### TASK INSTRUCTIONS
Search the listing below for the word "heading" and copy each line that holds it.

[Records excerpted from a collection]
===============

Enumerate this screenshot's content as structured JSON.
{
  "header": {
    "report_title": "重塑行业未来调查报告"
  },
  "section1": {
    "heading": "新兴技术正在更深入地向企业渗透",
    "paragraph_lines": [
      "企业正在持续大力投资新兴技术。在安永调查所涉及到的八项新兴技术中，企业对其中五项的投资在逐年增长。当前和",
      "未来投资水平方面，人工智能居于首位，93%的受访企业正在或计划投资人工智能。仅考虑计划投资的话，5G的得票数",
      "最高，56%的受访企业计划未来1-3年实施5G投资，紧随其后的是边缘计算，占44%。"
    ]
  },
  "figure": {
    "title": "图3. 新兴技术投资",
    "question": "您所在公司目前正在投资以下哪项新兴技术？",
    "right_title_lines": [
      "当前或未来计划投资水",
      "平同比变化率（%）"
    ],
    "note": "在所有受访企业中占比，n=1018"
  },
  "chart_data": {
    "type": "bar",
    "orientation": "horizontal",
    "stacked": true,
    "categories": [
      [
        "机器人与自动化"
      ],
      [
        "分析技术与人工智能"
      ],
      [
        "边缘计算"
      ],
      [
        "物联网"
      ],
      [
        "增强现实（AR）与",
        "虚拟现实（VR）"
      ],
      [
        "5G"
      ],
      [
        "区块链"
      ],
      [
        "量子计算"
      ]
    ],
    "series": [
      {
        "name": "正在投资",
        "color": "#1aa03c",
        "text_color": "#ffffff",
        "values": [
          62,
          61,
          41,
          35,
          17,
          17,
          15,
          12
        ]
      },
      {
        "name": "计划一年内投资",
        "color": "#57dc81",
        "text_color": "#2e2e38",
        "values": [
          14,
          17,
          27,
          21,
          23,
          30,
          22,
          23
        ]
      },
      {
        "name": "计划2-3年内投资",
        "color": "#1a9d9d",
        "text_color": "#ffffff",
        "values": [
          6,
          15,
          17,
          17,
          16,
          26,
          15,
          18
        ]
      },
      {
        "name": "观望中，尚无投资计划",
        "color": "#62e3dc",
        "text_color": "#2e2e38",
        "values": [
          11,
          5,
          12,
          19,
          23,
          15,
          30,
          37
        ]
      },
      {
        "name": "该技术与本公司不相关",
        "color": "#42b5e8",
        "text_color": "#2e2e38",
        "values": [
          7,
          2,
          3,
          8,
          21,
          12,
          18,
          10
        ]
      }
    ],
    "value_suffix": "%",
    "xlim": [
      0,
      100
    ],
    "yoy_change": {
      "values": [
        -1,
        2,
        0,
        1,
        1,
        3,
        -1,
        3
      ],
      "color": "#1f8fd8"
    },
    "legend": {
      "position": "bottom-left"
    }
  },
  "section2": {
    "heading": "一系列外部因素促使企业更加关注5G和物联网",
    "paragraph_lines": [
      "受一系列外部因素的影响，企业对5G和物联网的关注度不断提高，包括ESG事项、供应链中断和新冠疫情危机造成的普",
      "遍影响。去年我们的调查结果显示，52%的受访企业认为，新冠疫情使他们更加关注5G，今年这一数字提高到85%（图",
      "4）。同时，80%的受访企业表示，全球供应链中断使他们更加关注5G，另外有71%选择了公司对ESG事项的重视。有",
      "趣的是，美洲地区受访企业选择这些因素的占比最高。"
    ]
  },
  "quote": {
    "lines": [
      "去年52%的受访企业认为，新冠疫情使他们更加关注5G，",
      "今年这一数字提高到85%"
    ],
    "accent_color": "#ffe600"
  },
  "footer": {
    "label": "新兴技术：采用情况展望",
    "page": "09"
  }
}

===============

### SOLUTION TO THE PROBLEM
    "heading": "新兴技术正在更深入地向企业渗透",
    "heading": "一系列外部因素促使企业更加关注5G和物联网",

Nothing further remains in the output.